▶ TASK INPUTS
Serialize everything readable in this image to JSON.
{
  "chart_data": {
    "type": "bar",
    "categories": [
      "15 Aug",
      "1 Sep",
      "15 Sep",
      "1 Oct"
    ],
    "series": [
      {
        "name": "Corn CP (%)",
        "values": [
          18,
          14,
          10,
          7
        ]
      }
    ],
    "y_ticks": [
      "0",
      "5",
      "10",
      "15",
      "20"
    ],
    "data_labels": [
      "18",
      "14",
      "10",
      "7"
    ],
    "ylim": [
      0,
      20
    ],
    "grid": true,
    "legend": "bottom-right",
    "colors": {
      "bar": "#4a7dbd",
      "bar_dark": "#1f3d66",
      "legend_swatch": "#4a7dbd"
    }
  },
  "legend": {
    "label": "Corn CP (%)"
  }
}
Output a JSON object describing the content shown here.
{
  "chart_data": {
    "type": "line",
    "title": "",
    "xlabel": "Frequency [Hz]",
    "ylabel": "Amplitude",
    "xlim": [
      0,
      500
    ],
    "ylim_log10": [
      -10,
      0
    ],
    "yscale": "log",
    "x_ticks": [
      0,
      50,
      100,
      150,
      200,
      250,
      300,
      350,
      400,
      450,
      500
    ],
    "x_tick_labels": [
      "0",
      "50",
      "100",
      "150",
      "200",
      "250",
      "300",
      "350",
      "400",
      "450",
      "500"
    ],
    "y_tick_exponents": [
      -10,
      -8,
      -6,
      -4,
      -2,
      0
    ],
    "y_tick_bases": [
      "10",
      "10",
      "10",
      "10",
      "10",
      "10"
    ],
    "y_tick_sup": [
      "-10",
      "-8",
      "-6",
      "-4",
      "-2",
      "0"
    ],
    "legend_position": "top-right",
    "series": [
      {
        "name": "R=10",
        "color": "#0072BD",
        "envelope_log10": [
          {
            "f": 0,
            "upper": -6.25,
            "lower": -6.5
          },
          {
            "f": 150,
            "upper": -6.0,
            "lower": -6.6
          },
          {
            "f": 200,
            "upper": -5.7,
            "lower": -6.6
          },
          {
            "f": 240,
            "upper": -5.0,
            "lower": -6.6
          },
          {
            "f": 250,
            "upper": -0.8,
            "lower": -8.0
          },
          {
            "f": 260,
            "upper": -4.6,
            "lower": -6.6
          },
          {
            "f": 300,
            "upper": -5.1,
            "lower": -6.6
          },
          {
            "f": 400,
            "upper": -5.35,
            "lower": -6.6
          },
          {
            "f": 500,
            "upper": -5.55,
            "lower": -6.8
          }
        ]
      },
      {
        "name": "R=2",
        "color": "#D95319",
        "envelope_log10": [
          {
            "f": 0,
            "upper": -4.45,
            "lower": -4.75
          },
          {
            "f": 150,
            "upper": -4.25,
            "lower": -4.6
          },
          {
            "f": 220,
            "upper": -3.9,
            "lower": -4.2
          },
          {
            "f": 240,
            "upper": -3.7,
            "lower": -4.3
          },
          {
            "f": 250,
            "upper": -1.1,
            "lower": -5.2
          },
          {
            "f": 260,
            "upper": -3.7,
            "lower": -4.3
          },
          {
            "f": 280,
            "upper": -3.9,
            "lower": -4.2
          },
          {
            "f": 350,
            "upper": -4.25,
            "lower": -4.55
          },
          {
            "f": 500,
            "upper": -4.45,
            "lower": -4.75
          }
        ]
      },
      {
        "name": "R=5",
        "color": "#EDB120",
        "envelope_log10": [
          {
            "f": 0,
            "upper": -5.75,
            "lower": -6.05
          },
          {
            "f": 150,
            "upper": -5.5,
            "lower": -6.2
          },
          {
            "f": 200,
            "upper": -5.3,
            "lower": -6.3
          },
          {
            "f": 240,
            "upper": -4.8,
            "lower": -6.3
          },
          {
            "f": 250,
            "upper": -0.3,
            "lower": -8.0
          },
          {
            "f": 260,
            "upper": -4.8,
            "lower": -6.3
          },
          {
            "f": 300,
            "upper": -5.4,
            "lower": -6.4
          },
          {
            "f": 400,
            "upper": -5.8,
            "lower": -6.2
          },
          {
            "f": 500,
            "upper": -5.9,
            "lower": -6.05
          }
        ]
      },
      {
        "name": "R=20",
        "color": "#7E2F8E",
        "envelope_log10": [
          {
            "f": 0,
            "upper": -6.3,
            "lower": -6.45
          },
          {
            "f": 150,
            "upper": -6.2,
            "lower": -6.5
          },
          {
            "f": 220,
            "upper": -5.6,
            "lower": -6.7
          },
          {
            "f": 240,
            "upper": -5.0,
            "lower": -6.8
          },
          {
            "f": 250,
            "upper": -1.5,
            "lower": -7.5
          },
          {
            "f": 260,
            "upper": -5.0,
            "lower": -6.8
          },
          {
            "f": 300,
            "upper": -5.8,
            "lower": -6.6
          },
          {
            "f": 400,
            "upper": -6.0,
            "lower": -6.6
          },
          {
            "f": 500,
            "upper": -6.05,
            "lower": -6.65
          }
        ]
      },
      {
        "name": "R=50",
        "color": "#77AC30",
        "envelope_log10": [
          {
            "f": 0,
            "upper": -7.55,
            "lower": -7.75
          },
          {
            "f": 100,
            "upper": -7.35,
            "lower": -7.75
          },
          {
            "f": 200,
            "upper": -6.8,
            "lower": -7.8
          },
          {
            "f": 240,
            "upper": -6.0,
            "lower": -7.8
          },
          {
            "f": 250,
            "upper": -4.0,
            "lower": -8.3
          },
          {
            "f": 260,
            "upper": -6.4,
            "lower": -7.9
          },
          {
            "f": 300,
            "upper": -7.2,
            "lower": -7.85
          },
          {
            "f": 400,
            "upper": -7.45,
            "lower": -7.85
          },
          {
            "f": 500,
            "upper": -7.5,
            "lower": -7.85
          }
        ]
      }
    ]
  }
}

▶ WHAT IS ASKED
What is the number of lines in the records that contain the string "name"? Give only that number.

▶ TASK OUTPUT
6